**Stated exercise**
Each entry must appear again exactly as it does in the source.
## Begin Dataset
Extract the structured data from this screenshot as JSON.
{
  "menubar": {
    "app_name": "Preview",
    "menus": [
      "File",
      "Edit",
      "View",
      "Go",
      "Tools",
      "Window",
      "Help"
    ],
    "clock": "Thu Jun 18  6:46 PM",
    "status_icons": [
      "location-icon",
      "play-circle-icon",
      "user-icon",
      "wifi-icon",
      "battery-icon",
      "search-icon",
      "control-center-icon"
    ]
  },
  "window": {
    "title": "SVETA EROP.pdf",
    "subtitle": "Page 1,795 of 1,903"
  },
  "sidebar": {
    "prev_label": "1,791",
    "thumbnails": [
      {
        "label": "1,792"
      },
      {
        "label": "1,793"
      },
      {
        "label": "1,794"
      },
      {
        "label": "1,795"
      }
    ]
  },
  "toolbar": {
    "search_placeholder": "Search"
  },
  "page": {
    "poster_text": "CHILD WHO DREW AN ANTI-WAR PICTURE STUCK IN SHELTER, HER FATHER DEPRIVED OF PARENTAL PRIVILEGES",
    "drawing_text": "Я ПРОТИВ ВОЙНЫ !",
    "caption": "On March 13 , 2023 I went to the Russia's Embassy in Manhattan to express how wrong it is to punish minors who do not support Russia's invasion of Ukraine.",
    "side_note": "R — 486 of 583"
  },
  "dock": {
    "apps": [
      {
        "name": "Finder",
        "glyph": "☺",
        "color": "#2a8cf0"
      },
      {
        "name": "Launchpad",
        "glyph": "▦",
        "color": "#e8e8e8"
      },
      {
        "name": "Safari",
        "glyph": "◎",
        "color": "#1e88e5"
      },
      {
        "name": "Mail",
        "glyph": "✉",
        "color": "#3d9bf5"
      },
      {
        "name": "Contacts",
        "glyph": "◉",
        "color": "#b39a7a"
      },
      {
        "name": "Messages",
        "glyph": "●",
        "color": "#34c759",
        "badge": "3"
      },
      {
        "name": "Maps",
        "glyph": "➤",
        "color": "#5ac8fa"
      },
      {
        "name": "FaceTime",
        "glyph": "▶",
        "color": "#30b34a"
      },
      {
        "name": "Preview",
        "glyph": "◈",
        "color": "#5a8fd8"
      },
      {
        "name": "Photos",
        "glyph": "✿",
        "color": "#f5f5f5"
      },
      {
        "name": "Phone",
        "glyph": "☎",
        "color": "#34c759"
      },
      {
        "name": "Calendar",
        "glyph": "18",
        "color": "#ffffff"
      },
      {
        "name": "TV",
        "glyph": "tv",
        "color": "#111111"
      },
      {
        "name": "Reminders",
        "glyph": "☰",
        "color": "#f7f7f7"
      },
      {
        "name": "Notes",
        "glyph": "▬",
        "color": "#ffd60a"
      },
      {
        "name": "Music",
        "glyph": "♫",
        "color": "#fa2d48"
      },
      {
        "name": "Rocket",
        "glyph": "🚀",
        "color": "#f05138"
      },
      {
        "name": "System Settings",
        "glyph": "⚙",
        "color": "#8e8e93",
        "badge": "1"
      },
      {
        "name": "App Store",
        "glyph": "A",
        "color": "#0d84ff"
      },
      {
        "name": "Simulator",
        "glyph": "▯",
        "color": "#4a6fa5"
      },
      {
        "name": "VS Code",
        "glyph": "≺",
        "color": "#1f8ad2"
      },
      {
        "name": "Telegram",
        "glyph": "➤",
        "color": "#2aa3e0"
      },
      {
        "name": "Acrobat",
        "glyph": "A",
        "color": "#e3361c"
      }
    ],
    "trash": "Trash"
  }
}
## End Dataset
**Final result**
Extract the structured data from this screenshot as JSON.
{
  "menubar": {
    "app_name": "Preview",
    "menus": [
      "File",
      "Edit",
      "View",
      "Go",
      "Tools",
      "Window",
      "Help"
    ],
    "clock": "Thu Jun 18  6:46 PM",
    "status_icons": [
      "location-icon",
      "play-circle-icon",
      "user-icon",
      "wifi-icon",
      "battery-icon",
      "search-icon",
      "control-center-icon"
    ]
  },
  "window": {
    "title": "SVETA EROP.pdf",
    "subtitle": "Page 1,795 of 1,903"
  },
  "sidebar": {
    "prev_label": "1,791",
    "thumbnails": [
      {
        "label": "1,792"
      },
      {
        "label": "1,793"
      },
      {
        "label": "1,794"
      },
      {
        "label": "1,795"
      }
    ]
  },
  "toolbar": {
    "search_placeholder": "Search"
  },
  "page": {
    "poster_text": "CHILD WHO DREW AN ANTI-WAR PICTURE STUCK IN SHELTER, HER FATHER DEPRIVED OF PARENTAL PRIVILEGES",
    "drawing_text": "Я ПРОТИВ ВОЙНЫ !",
    "caption": "On March 13 , 2023 I went to the Russia's Embassy in Manhattan to express how wrong it is to punish minors who do not support Russia's invasion of Ukraine.",
    "side_note": "R — 486 of 583"
  },
  "dock": {
    "apps": [
      {
        "name": "Finder",
        "glyph": "☺",
        "color": "#2a8cf0"
      },
      {
        "name": "Launchpad",
        "glyph": "▦",
        "color": "#e8e8e8"
      },
      {
        "name": "Safari",
        "glyph": "◎",
        "color": "#1e88e5"
      },
      {
        "name": "Mail",
        "glyph": "✉",
        "color": "#3d9bf5"
      },
      {
        "name": "Contacts",
        "glyph": "◉",
        "color": "#b39a7a"
      },
      {
        "name": "Messages",
        "glyph": "●",
        "color": "#34c759",
        "badge": "3"
      },
      {
        "name": "Maps",
        "glyph": "➤",
        "color": "#5ac8fa"
      },
      {
        "name": "FaceTime",
        "glyph": "▶",
        "color": "#30b34a"
      },
      {
        "name": "Preview",
        "glyph": "◈",
        "color": "#5a8fd8"
      },
      {
        "name": "Photos",
        "glyph": "✿",
        "color": "#f5f5f5"
      },
      {
        "name": "Phone",
        "glyph": "☎",
        "color": "#34c759"
      },
      {
        "name": "Calendar",
        "glyph": "18",
        "color": "#ffffff"
      },
      {
        "name": "TV",
        "glyph": "tv",
        "color": "#111111"
      },
      {
        "name": "Reminders",
        "glyph": "☰",
        "color": "#f7f7f7"
      },
      {
        "name": "Notes",
        "glyph": "▬",
        "color": "#ffd60a"
      },
      {
        "name": "Music",
        "glyph": "♫",
        "color": "#fa2d48"
      },
      {
        "name": "Rocket",
        "glyph": "🚀",
        "color": "#f05138"
      },
      {
        "name": "System Settings",
        "glyph": "⚙",
        "color": "#8e8e93",
        "badge": "1"
      },
      {
        "name": "App Store",
        "glyph": "A",
        "color": "#0d84ff"
      },
      {
        "name": "Simulator",
        "glyph": "▯",
        "color": "#4a6fa5"
      },
      {
        "name": "VS Code",
        "glyph": "≺",
        "color": "#1f8ad2"
      },
      {
        "name": "Telegram",
        "glyph": "➤",
        "color": "#2aa3e0"
      },
      {
        "name": "Acrobat",
        "glyph": "A",
        "color": "#e3361c"
      }
    ],
    "trash": "Trash"
  }
}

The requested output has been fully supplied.